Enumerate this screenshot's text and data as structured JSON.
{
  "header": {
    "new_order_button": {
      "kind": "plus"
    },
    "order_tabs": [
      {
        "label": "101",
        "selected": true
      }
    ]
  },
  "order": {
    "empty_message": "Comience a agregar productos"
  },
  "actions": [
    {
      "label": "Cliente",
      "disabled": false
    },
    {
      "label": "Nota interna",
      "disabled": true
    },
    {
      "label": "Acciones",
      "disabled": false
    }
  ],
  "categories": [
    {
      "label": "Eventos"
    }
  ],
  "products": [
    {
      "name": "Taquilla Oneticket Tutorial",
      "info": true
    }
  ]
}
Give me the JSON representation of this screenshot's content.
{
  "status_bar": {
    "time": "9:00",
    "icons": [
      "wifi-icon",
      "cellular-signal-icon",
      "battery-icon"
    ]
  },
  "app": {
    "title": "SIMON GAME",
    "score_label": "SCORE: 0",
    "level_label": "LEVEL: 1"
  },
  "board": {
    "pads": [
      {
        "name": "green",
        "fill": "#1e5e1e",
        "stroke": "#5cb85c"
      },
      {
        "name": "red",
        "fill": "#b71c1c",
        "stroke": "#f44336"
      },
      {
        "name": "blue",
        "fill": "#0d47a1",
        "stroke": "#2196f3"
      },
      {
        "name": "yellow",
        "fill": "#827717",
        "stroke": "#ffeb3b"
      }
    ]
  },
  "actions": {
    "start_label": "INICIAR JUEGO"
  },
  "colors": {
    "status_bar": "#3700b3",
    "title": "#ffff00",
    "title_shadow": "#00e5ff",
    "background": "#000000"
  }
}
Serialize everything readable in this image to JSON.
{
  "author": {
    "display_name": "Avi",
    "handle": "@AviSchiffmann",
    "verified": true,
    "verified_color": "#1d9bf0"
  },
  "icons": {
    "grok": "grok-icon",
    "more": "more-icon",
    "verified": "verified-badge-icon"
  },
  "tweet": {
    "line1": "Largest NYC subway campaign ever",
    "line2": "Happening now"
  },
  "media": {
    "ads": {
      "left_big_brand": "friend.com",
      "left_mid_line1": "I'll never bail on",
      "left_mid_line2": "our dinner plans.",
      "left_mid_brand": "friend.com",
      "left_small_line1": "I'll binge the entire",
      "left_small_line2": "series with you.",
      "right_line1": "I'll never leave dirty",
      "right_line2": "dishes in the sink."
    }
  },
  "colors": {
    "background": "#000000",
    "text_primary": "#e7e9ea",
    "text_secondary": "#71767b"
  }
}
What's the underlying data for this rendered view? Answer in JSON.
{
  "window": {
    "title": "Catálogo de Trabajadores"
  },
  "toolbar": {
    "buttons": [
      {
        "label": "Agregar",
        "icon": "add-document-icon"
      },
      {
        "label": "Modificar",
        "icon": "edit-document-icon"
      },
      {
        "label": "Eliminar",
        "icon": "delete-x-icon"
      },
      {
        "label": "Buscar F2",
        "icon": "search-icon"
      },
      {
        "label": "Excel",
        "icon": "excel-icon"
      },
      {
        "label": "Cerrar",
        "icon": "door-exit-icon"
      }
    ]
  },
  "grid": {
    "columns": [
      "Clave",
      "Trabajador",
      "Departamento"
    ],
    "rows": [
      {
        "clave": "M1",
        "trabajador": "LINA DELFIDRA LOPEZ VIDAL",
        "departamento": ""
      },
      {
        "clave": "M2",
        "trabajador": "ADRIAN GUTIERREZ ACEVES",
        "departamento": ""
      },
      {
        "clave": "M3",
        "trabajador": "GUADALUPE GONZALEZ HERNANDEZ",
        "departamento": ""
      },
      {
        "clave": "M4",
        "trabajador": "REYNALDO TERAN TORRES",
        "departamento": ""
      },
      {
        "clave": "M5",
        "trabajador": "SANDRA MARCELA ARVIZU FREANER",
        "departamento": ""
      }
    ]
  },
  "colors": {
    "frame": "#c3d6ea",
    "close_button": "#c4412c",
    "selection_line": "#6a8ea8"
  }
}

_ _ _

§ Written request: Your task is to repeat the data exactly, with nothing left out.

§ Response to this task:
Enumerate this screenshot's text and data as structured JSON.
{
  "header": {
    "new_order_button": {
      "kind": "plus"
    },
    "order_tabs": [
      {
        "label": "101",
        "selected": true
      }
    ]
  },
  "order": {
    "empty_message": "Comience a agregar productos"
  },
  "actions": [
    {
      "label": "Cliente",
      "disabled": false
    },
    {
      "label": "Nota interna",
      "disabled": true
    },
    {
      "label": "Acciones",
      "disabled": false
    }
  ],
  "categories": [
    {
      "label": "Eventos"
    }
  ],
  "products": [
    {
      "name": "Taquilla Oneticket Tutorial",
      "info": true
    }
  ]
}
Give me the JSON representation of this screenshot's content.
{
  "status_bar": {
    "time": "9:00",
    "icons": [
      "wifi-icon",
      "cellular-signal-icon",
      "battery-icon"
    ]
  },
  "app": {
    "title": "SIMON GAME",
    "score_label": "SCORE: 0",
    "level_label": "LEVEL: 1"
  },
  "board": {
    "pads": [
      {
        "name": "green",
        "fill": "#1e5e1e",
        "stroke": "#5cb85c"
      },
      {
        "name": "red",
        "fill": "#b71c1c",
        "stroke": "#f44336"
      },
      {
        "name": "blue",
        "fill": "#0d47a1",
        "stroke": "#2196f3"
      },
      {
        "name": "yellow",
        "fill": "#827717",
        "stroke": "#ffeb3b"
      }
    ]
  },
  "actions": {
    "start_label": "INICIAR JUEGO"
  },
  "colors": {
    "status_bar": "#3700b3",
    "title": "#ffff00",
    "title_shadow": "#00e5ff",
    "background": "#000000"
  }
}
Serialize everything readable in this image to JSON.
{
  "author": {
    "display_name": "Avi",
    "handle": "@AviSchiffmann",
    "verified": true,
    "verified_color": "#1d9bf0"
  },
  "icons": {
    "grok": "grok-icon",
    "more": "more-icon",
    "verified": "verified-badge-icon"
  },
  "tweet": {
    "line1": "Largest NYC subway campaign ever",
    "line2": "Happening now"
  },
  "media": {
    "ads": {
      "left_big_brand": "friend.com",
      "left_mid_line1": "I'll never bail on",
      "left_mid_line2": "our dinner plans.",
      "left_mid_brand": "friend.com",
      "left_small_line1": "I'll binge the entire",
      "left_small_line2": "series with you.",
      "right_line1": "I'll never leave dirty",
      "right_line2": "dishes in the sink."
    }
  },
  "colors": {
    "background": "#000000",
    "text_primary": "#e7e9ea",
    "text_secondary": "#71767b"
  }
}
What's the underlying data for this rendered view? Answer in JSON.
{
  "window": {
    "title": "Catálogo de Trabajadores"
  },
  "toolbar": {
    "buttons": [
      {
        "label": "Agregar",
        "icon": "add-document-icon"
      },
      {
        "label": "Modificar",
        "icon": "edit-document-icon"
      },
      {
        "label": "Eliminar",
        "icon": "delete-x-icon"
      },
      {
        "label": "Buscar F2",
        "icon": "search-icon"
      },
      {
        "label": "Excel",
        "icon": "excel-icon"
      },
      {
        "label": "Cerrar",
        "icon": "door-exit-icon"
      }
    ]
  },
  "grid": {
    "columns": [
      "Clave",
      "Trabajador",
      "Departamento"
    ],
    "rows": [
      {
        "clave": "M1",
        "trabajador": "LINA DELFIDRA LOPEZ VIDAL",
        "departamento": ""
      },
      {
        "clave": "M2",
        "trabajador": "ADRIAN GUTIERREZ ACEVES",
        "departamento": ""
      },
      {
        "clave": "M3",
        "trabajador": "GUADALUPE GONZALEZ HERNANDEZ",
        "departamento": ""
      },
      {
        "clave": "M4",
        "trabajador": "REYNALDO TERAN TORRES",
        "departamento": ""
      },
      {
        "clave": "M5",
        "trabajador": "SANDRA MARCELA ARVIZU FREANER",
        "departamento": ""
      }
    ]
  },
  "colors": {
    "frame": "#c3d6ea",
    "close_button": "#c4412c",
    "selection_line": "#6a8ea8"
  }
}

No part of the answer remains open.